Given instruction | Repeat every line of the data exactly, but not the pictures.

━━━━━━━━━━━━━━━━━━━━

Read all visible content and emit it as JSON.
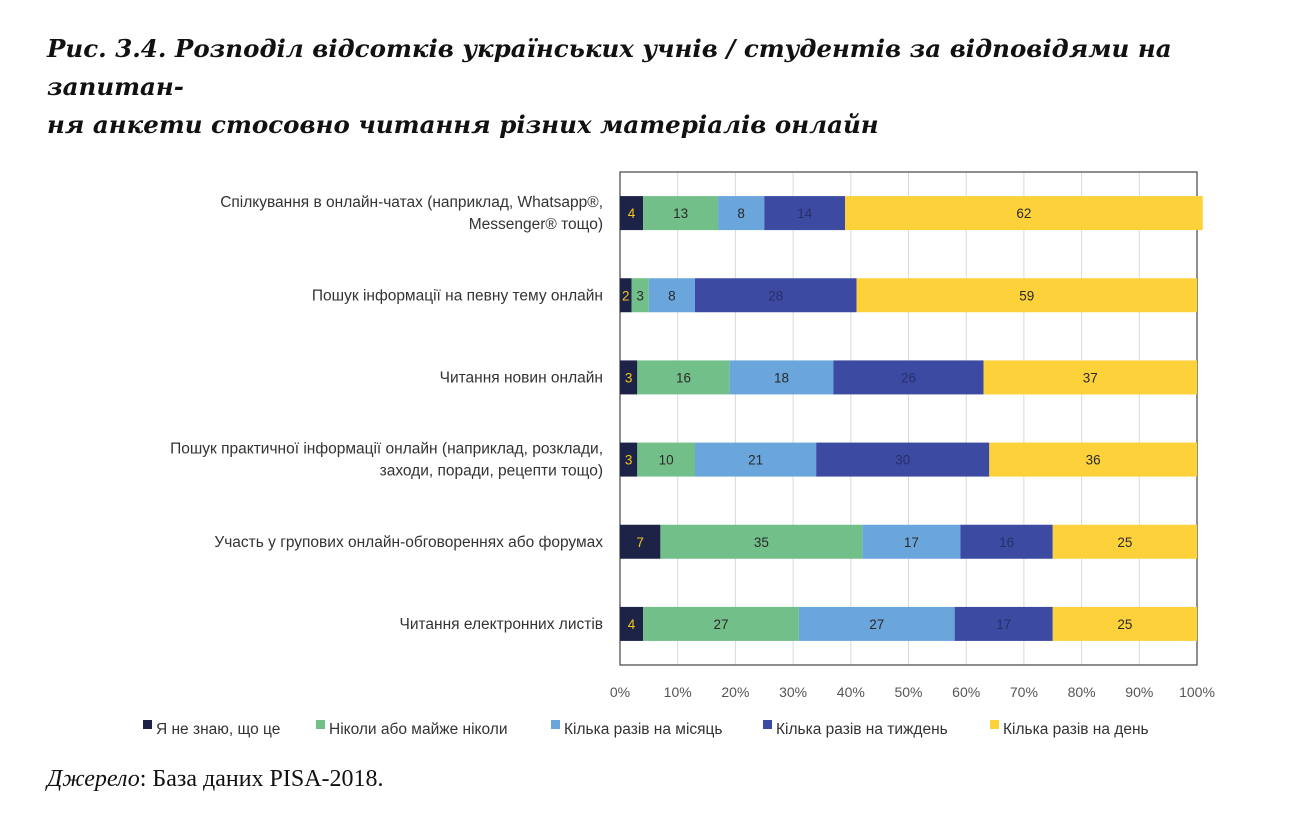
{
  "title": "Рис. 3.4. Розподіл відсотків українських учнів / студентів за відповідями на запитан-\nня анкети стосовно читання різних матеріалів онлайн",
  "source": {
    "label": "Джерело",
    "text": ": База даних PISA-2018."
  },
  "chart_data": {
    "type": "bar",
    "orientation": "horizontal",
    "stacked": true,
    "title": "",
    "xlabel": "",
    "ylabel": "",
    "xlim": [
      0,
      100
    ],
    "x_ticks": [
      "0%",
      "10%",
      "20%",
      "30%",
      "40%",
      "50%",
      "60%",
      "70%",
      "80%",
      "90%",
      "100%"
    ],
    "grid": "vertical",
    "legend_position": "bottom",
    "categories": [
      [
        "Спілкування в онлайн-чатах  (наприклад, Whatsapp®,",
        "Messenger® тощо)"
      ],
      [
        "Пошук інформації  на певну тему онлайн"
      ],
      [
        "Читання новин онлайн"
      ],
      [
        "Пошук практичної інформації онлайн (наприклад, розклади,",
        "заходи, поради, рецепти тощо)"
      ],
      [
        "Участь у групових онлайн-обговореннях  або форумах"
      ],
      [
        "Читання електронних  листів"
      ]
    ],
    "series": [
      {
        "name": "Я не знаю, що це",
        "color": "#1c2347",
        "label_color": "#f5c518",
        "values": [
          4,
          2,
          3,
          3,
          7,
          4
        ]
      },
      {
        "name": "Ніколи або майже ніколи",
        "color": "#73bf8a",
        "label_color": "#2a2a2a",
        "values": [
          13,
          3,
          16,
          10,
          35,
          27
        ]
      },
      {
        "name": "Кілька разів на місяць",
        "color": "#6aa6dc",
        "label_color": "#2a2a2a",
        "values": [
          8,
          8,
          18,
          21,
          17,
          27
        ]
      },
      {
        "name": "Кілька разів на тиждень",
        "color": "#3c4aa2",
        "label_color": "#27306b",
        "values": [
          14,
          28,
          26,
          30,
          16,
          17
        ]
      },
      {
        "name": "Кілька разів на день",
        "color": "#fdd13a",
        "label_color": "#2a2a2a",
        "values": [
          62,
          59,
          37,
          36,
          25,
          25
        ]
      }
    ]
  }
}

━━━━━━━━━━━━━━━━━━━━

Exercise result |
Read all visible content and emit it as JSON.
{
  "title": "Рис. 3.4. Розподіл відсотків українських учнів / студентів за відповідями на запитан-\nня анкети стосовно читання різних матеріалів онлайн",
  "source": {
    "label": "Джерело",
    "text": ": База даних PISA-2018."
  },
  "chart_data": {
    "type": "bar",
    "orientation": "horizontal",
    "stacked": true,
    "title": "",
    "xlabel": "",
    "ylabel": "",
    "xlim": [
      0,
      100
    ],
    "x_ticks": [
      "0%",
      "10%",
      "20%",
      "30%",
      "40%",
      "50%",
      "60%",
      "70%",
      "80%",
      "90%",
      "100%"
    ],
    "grid": "vertical",
    "legend_position": "bottom",
    "categories": [
      [
        "Спілкування в онлайн-чатах  (наприклад, Whatsapp®,",
        "Messenger® тощо)"
      ],
      [
        "Пошук інформації  на певну тему онлайн"
      ],
      [
        "Читання новин онлайн"
      ],
      [
        "Пошук практичної інформації онлайн (наприклад, розклади,",
        "заходи, поради, рецепти тощо)"
      ],
      [
        "Участь у групових онлайн-обговореннях  або форумах"
      ],
      [
        "Читання електронних  листів"
      ]
    ],
    "series": [
      {
        "name": "Я не знаю, що це",
        "color": "#1c2347",
        "label_color": "#f5c518",
        "values": [
          4,
          2,
          3,
          3,
          7,
          4
        ]
      },
      {
        "name": "Ніколи або майже ніколи",
        "color": "#73bf8a",
        "label_color": "#2a2a2a",
        "values": [
          13,
          3,
          16,
          10,
          35,
          27
        ]
      },
      {
        "name": "Кілька разів на місяць",
        "color": "#6aa6dc",
        "label_color": "#2a2a2a",
        "values": [
          8,
          8,
          18,
          21,
          17,
          27
        ]
      },
      {
        "name": "Кілька разів на тиждень",
        "color": "#3c4aa2",
        "label_color": "#27306b",
        "values": [
          14,
          28,
          26,
          30,
          16,
          17
        ]
      },
      {
        "name": "Кілька разів на день",
        "color": "#fdd13a",
        "label_color": "#2a2a2a",
        "values": [
          62,
          59,
          37,
          36,
          25,
          25
        ]
      }
    ]
  }
}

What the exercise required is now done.